▶ _The problem_
For each line below that includes the word "côté", make a copy.

▶ _Exercise data_
****************

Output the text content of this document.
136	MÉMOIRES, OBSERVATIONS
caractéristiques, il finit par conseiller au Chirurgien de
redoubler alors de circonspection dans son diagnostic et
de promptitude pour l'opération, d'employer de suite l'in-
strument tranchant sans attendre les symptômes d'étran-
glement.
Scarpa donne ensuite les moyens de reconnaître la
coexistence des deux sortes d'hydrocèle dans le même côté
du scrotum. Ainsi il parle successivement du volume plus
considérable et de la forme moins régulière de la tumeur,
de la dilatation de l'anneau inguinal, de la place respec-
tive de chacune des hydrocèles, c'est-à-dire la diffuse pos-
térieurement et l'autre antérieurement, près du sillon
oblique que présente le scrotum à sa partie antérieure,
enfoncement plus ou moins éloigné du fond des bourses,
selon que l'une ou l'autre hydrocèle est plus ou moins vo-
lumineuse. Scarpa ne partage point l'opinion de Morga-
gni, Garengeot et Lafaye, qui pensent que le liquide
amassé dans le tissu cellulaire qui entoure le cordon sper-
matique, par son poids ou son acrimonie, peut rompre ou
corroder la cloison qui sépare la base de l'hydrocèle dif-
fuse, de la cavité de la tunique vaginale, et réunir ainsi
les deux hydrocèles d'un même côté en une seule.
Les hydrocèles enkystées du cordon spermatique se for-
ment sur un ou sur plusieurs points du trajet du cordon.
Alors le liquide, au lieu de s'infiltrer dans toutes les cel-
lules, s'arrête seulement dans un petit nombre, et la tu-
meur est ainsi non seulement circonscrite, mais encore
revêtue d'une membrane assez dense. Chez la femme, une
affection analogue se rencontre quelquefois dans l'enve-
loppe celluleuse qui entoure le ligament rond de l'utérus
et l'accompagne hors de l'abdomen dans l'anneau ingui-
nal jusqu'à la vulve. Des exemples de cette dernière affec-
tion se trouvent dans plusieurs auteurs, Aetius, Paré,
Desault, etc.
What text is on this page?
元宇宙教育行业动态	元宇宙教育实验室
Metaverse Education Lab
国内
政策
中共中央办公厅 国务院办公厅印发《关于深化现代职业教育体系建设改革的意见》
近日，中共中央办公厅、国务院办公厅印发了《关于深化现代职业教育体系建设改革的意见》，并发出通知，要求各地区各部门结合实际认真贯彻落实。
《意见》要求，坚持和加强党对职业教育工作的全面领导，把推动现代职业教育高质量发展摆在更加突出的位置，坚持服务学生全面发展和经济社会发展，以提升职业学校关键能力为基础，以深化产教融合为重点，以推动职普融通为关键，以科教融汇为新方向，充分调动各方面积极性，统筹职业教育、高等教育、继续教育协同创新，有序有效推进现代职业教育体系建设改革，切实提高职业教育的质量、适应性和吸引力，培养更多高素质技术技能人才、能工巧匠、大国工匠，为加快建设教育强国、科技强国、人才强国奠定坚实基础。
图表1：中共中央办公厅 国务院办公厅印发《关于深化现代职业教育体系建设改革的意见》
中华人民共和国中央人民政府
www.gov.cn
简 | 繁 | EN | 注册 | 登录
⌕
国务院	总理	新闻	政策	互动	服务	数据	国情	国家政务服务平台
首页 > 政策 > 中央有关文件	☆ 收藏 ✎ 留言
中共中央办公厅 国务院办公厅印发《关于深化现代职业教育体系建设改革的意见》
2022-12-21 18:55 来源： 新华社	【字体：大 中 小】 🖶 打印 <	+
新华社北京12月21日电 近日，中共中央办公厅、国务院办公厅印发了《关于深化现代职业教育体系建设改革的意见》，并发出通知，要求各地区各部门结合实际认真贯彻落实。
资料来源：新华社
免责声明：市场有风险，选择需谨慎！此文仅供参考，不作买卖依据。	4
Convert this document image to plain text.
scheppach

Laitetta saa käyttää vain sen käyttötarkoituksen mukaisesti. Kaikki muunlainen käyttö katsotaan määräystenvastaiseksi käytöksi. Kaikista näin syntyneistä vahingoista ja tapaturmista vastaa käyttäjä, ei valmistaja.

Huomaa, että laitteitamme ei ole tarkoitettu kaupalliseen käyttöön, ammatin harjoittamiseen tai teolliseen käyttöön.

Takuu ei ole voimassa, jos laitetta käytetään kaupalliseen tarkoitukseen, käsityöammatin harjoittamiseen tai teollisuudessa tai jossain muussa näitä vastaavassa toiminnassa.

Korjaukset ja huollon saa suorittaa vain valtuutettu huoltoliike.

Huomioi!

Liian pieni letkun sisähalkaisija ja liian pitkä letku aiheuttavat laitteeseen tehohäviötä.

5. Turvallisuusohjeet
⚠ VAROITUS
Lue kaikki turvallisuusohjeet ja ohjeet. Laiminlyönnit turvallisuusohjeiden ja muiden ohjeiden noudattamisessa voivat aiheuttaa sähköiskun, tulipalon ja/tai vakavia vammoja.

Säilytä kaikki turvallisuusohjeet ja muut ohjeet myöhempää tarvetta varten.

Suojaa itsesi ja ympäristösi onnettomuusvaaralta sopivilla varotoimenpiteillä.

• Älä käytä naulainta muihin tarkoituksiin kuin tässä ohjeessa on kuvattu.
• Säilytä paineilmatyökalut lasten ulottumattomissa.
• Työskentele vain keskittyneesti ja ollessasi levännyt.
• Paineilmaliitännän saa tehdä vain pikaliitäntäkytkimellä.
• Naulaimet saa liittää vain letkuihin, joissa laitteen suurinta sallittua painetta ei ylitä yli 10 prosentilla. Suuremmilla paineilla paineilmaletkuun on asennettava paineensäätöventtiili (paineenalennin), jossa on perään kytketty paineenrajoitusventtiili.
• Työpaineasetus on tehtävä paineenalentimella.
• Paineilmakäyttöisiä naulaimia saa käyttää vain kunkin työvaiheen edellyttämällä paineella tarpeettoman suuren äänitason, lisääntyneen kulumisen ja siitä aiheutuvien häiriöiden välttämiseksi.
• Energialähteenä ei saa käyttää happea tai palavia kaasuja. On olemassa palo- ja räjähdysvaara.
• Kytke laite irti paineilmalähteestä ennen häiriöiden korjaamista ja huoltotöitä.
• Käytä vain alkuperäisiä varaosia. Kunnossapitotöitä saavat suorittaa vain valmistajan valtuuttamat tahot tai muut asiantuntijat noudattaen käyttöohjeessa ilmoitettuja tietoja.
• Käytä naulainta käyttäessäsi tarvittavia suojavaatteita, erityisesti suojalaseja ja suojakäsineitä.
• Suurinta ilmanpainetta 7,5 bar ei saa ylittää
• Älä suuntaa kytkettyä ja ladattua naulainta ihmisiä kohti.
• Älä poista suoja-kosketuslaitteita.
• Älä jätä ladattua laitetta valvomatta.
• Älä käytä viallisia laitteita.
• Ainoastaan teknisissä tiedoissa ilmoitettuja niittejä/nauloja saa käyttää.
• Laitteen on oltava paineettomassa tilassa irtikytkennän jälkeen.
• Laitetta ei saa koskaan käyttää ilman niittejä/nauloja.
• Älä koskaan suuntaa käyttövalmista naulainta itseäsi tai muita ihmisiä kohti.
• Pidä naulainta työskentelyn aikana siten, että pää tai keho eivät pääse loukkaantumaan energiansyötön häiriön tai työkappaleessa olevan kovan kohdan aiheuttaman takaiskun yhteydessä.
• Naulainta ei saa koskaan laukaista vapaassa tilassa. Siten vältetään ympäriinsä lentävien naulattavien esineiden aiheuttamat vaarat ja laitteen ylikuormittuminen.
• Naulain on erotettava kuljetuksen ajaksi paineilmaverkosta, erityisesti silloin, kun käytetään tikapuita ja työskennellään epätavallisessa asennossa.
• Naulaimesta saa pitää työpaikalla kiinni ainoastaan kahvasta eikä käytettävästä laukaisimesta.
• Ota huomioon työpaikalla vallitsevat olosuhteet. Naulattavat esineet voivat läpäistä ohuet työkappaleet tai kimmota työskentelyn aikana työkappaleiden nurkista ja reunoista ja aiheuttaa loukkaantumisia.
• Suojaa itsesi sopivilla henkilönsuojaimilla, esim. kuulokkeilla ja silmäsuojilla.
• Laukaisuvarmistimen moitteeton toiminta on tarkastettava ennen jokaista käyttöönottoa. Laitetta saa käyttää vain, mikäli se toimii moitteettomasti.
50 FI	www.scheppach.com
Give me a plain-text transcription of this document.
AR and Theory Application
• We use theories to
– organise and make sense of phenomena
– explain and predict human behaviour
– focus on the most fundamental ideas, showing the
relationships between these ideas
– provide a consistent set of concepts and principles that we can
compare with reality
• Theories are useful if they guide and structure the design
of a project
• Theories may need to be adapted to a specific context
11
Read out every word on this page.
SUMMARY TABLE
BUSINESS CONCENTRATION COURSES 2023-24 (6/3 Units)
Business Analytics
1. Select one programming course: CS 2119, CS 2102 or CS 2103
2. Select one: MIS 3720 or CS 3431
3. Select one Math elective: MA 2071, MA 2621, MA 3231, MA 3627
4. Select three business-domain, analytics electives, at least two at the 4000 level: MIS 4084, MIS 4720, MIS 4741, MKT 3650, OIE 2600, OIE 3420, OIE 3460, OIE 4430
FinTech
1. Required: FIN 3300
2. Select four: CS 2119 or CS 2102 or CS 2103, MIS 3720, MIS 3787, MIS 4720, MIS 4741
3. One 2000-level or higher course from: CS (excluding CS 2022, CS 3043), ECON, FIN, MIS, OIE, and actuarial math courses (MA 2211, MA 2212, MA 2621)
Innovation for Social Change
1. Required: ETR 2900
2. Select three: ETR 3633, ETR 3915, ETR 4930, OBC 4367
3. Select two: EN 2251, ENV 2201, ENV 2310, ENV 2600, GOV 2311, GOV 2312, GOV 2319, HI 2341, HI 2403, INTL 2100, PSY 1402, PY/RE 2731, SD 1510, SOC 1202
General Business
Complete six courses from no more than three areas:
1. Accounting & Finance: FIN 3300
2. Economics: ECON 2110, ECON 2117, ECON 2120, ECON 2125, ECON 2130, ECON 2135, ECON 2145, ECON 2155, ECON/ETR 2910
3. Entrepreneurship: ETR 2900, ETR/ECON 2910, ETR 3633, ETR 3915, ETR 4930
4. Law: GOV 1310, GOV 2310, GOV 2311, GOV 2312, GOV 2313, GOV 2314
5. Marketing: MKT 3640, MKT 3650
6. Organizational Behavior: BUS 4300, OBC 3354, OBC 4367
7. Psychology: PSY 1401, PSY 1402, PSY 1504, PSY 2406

****************

▶ _Written answer_
coexistence des deux sortes d'hydrocèle dans le même côté
les deux hydrocèles d'un même côté en une seule.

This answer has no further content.